#### TASK MATERIAL
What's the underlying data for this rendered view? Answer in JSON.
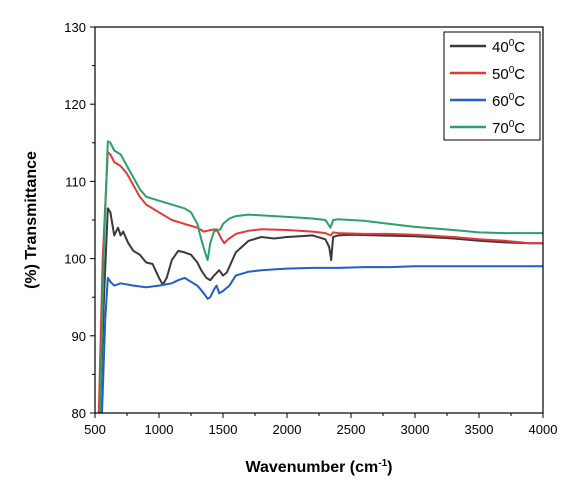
{
  "chart_data": {
    "type": "line",
    "xlabel": "Wavenumber (cm",
    "xlabel_sup": "-1",
    "xlabel_end": ")",
    "ylabel": "(%) Transmittance",
    "xlim": [
      500,
      4000
    ],
    "ylim": [
      80,
      130
    ],
    "xticks": [
      500,
      1000,
      1500,
      2000,
      2500,
      3000,
      3500,
      4000
    ],
    "yticks": [
      80,
      90,
      100,
      110,
      120,
      130
    ],
    "grid": false,
    "legend_position": "top-right",
    "series": [
      {
        "name": "40",
        "name_sup": "0",
        "name_end": "C",
        "color": "#3a3a3a",
        "x": [
          540,
          570,
          600,
          620,
          650,
          680,
          700,
          720,
          760,
          800,
          850,
          900,
          950,
          1000,
          1030,
          1060,
          1100,
          1150,
          1200,
          1250,
          1300,
          1330,
          1370,
          1400,
          1430,
          1470,
          1500,
          1530,
          1600,
          1700,
          1800,
          1900,
          2000,
          2100,
          2200,
          2300,
          2330,
          2345,
          2360,
          2400,
          2500,
          2700,
          3000,
          3300,
          3500,
          3700,
          3900,
          4000
        ],
        "y": [
          80,
          95,
          106.5,
          106,
          103,
          104,
          103,
          103.5,
          102,
          101,
          100.5,
          99.5,
          99.3,
          97.5,
          96.6,
          97.5,
          99.8,
          101,
          100.8,
          100.5,
          99.5,
          98.5,
          97.5,
          97.2,
          97.8,
          98.5,
          97.8,
          98.2,
          100.8,
          102.3,
          102.8,
          102.6,
          102.8,
          102.9,
          103,
          102.5,
          101.5,
          99.8,
          102.8,
          103,
          103.1,
          103,
          102.9,
          102.6,
          102.3,
          102.1,
          102,
          102
        ]
      },
      {
        "name": "50",
        "name_sup": "0",
        "name_end": "C",
        "color": "#e03a3a",
        "x": [
          530,
          560,
          600,
          620,
          650,
          700,
          750,
          800,
          850,
          900,
          1000,
          1100,
          1200,
          1300,
          1350,
          1380,
          1400,
          1450,
          1490,
          1510,
          1540,
          1600,
          1700,
          1800,
          2000,
          2200,
          2300,
          2340,
          2360,
          2400,
          2600,
          2800,
          3000,
          3300,
          3500,
          3700,
          3900,
          4000
        ],
        "y": [
          80,
          100,
          113.8,
          113.5,
          112.5,
          112,
          111,
          109.5,
          108,
          107,
          106,
          105,
          104.5,
          104,
          103.5,
          103.6,
          103.7,
          103.8,
          102.5,
          102,
          102.5,
          103.2,
          103.6,
          103.8,
          103.7,
          103.5,
          103.3,
          103,
          103.4,
          103.3,
          103.2,
          103.2,
          103.1,
          102.8,
          102.5,
          102.3,
          102,
          102
        ]
      },
      {
        "name": "60",
        "name_sup": "0",
        "name_end": "C",
        "color": "#1f5fc8",
        "x": [
          555,
          580,
          600,
          620,
          650,
          700,
          800,
          900,
          1000,
          1100,
          1150,
          1200,
          1250,
          1300,
          1350,
          1380,
          1400,
          1430,
          1450,
          1470,
          1500,
          1550,
          1600,
          1700,
          1800,
          1900,
          2000,
          2200,
          2400,
          2600,
          2800,
          3000,
          3200,
          3400,
          3600,
          3800,
          4000
        ],
        "y": [
          80,
          92,
          97.5,
          97,
          96.5,
          96.8,
          96.5,
          96.3,
          96.5,
          96.8,
          97.2,
          97.5,
          97,
          96.5,
          95.5,
          94.8,
          95,
          96,
          96.5,
          95.5,
          95.8,
          96.5,
          97.8,
          98.3,
          98.5,
          98.6,
          98.7,
          98.8,
          98.8,
          98.9,
          98.9,
          99,
          99,
          99,
          99,
          99,
          99
        ]
      },
      {
        "name": "70",
        "name_sup": "0",
        "name_end": "C",
        "color": "#2ca06a",
        "x": [
          540,
          570,
          600,
          620,
          650,
          700,
          750,
          800,
          850,
          900,
          1000,
          1100,
          1200,
          1250,
          1300,
          1330,
          1360,
          1380,
          1400,
          1430,
          1480,
          1500,
          1550,
          1600,
          1700,
          1800,
          2000,
          2200,
          2300,
          2340,
          2360,
          2400,
          2600,
          2800,
          3000,
          3300,
          3500,
          3700,
          3900,
          4000
        ],
        "y": [
          80,
          102,
          115.2,
          115,
          114,
          113.5,
          112,
          110.5,
          109,
          108,
          107.5,
          107,
          106.5,
          106,
          104.5,
          102.5,
          100.8,
          99.8,
          102,
          103.5,
          103.8,
          104.5,
          105.2,
          105.5,
          105.7,
          105.6,
          105.4,
          105.2,
          105,
          104,
          105,
          105.1,
          104.9,
          104.5,
          104.1,
          103.7,
          103.4,
          103.3,
          103.3,
          103.3
        ]
      }
    ]
  }
}
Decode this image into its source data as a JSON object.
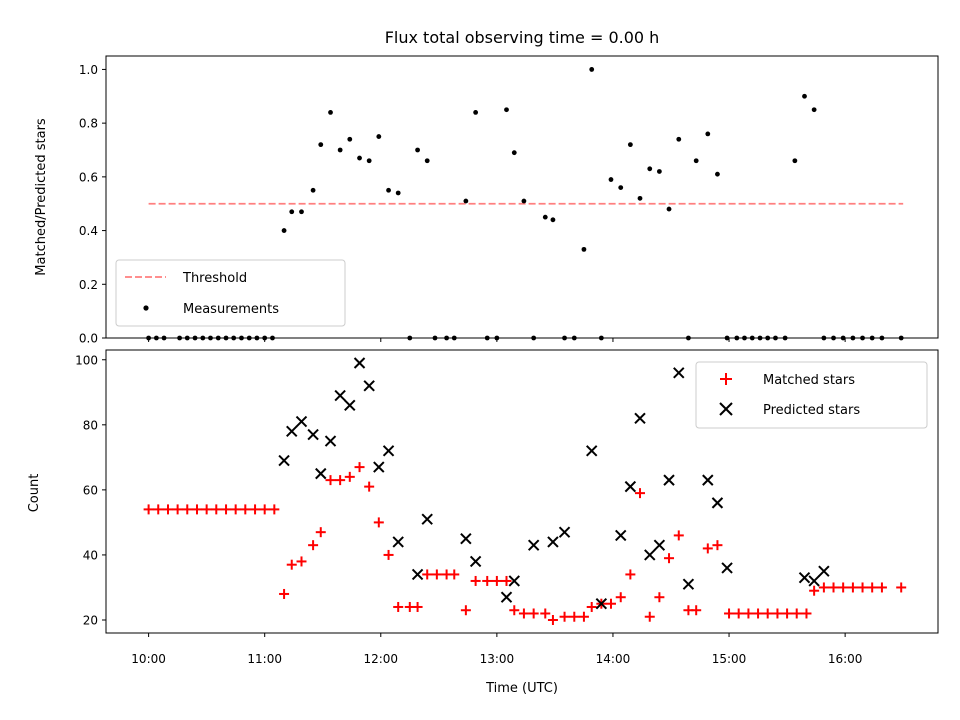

#### REQUIRED TASK
All of the entries need to be transcribed word for word; pictures are left out.

#### SOLUTION TO THIS EXERCISE
What's the underlying data for this rendered view? Answer in JSON.
{
  "chart_data": {
    "type": "line",
    "xlabel": "Wavenumber (cm",
    "xlabel_sup": "-1",
    "xlabel_end": ")",
    "ylabel": "(%) Transmittance",
    "xlim": [
      500,
      4000
    ],
    "ylim": [
      80,
      130
    ],
    "xticks": [
      500,
      1000,
      1500,
      2000,
      2500,
      3000,
      3500,
      4000
    ],
    "yticks": [
      80,
      90,
      100,
      110,
      120,
      130
    ],
    "grid": false,
    "legend_position": "top-right",
    "series": [
      {
        "name": "40",
        "name_sup": "0",
        "name_end": "C",
        "color": "#3a3a3a",
        "x": [
          540,
          570,
          600,
          620,
          650,
          680,
          700,
          720,
          760,
          800,
          850,
          900,
          950,
          1000,
          1030,
          1060,
          1100,
          1150,
          1200,
          1250,
          1300,
          1330,
          1370,
          1400,
          1430,
          1470,
          1500,
          1530,
          1600,
          1700,
          1800,
          1900,
          2000,
          2100,
          2200,
          2300,
          2330,
          2345,
          2360,
          2400,
          2500,
          2700,
          3000,
          3300,
          3500,
          3700,
          3900,
          4000
        ],
        "y": [
          80,
          95,
          106.5,
          106,
          103,
          104,
          103,
          103.5,
          102,
          101,
          100.5,
          99.5,
          99.3,
          97.5,
          96.6,
          97.5,
          99.8,
          101,
          100.8,
          100.5,
          99.5,
          98.5,
          97.5,
          97.2,
          97.8,
          98.5,
          97.8,
          98.2,
          100.8,
          102.3,
          102.8,
          102.6,
          102.8,
          102.9,
          103,
          102.5,
          101.5,
          99.8,
          102.8,
          103,
          103.1,
          103,
          102.9,
          102.6,
          102.3,
          102.1,
          102,
          102
        ]
      },
      {
        "name": "50",
        "name_sup": "0",
        "name_end": "C",
        "color": "#e03a3a",
        "x": [
          530,
          560,
          600,
          620,
          650,
          700,
          750,
          800,
          850,
          900,
          1000,
          1100,
          1200,
          1300,
          1350,
          1380,
          1400,
          1450,
          1490,
          1510,
          1540,
          1600,
          1700,
          1800,
          2000,
          2200,
          2300,
          2340,
          2360,
          2400,
          2600,
          2800,
          3000,
          3300,
          3500,
          3700,
          3900,
          4000
        ],
        "y": [
          80,
          100,
          113.8,
          113.5,
          112.5,
          112,
          111,
          109.5,
          108,
          107,
          106,
          105,
          104.5,
          104,
          103.5,
          103.6,
          103.7,
          103.8,
          102.5,
          102,
          102.5,
          103.2,
          103.6,
          103.8,
          103.7,
          103.5,
          103.3,
          103,
          103.4,
          103.3,
          103.2,
          103.2,
          103.1,
          102.8,
          102.5,
          102.3,
          102,
          102
        ]
      },
      {
        "name": "60",
        "name_sup": "0",
        "name_end": "C",
        "color": "#1f5fc8",
        "x": [
          555,
          580,
          600,
          620,
          650,
          700,
          800,
          900,
          1000,
          1100,
          1150,
          1200,
          1250,
          1300,
          1350,
          1380,
          1400,
          1430,
          1450,
          1470,
          1500,
          1550,
          1600,
          1700,
          1800,
          1900,
          2000,
          2200,
          2400,
          2600,
          2800,
          3000,
          3200,
          3400,
          3600,
          3800,
          4000
        ],
        "y": [
          80,
          92,
          97.5,
          97,
          96.5,
          96.8,
          96.5,
          96.3,
          96.5,
          96.8,
          97.2,
          97.5,
          97,
          96.5,
          95.5,
          94.8,
          95,
          96,
          96.5,
          95.5,
          95.8,
          96.5,
          97.8,
          98.3,
          98.5,
          98.6,
          98.7,
          98.8,
          98.8,
          98.9,
          98.9,
          99,
          99,
          99,
          99,
          99,
          99
        ]
      },
      {
        "name": "70",
        "name_sup": "0",
        "name_end": "C",
        "color": "#2ca06a",
        "x": [
          540,
          570,
          600,
          620,
          650,
          700,
          750,
          800,
          850,
          900,
          1000,
          1100,
          1200,
          1250,
          1300,
          1330,
          1360,
          1380,
          1400,
          1430,
          1480,
          1500,
          1550,
          1600,
          1700,
          1800,
          2000,
          2200,
          2300,
          2340,
          2360,
          2400,
          2600,
          2800,
          3000,
          3300,
          3500,
          3700,
          3900,
          4000
        ],
        "y": [
          80,
          102,
          115.2,
          115,
          114,
          113.5,
          112,
          110.5,
          109,
          108,
          107.5,
          107,
          106.5,
          106,
          104.5,
          102.5,
          100.8,
          99.8,
          102,
          103.5,
          103.8,
          104.5,
          105.2,
          105.5,
          105.7,
          105.6,
          105.4,
          105.2,
          105,
          104,
          105,
          105.1,
          104.9,
          104.5,
          104.1,
          103.7,
          103.4,
          103.3,
          103.3,
          103.3
        ]
      }
    ]
  }
}
Decode this image into its source data as a JSON object.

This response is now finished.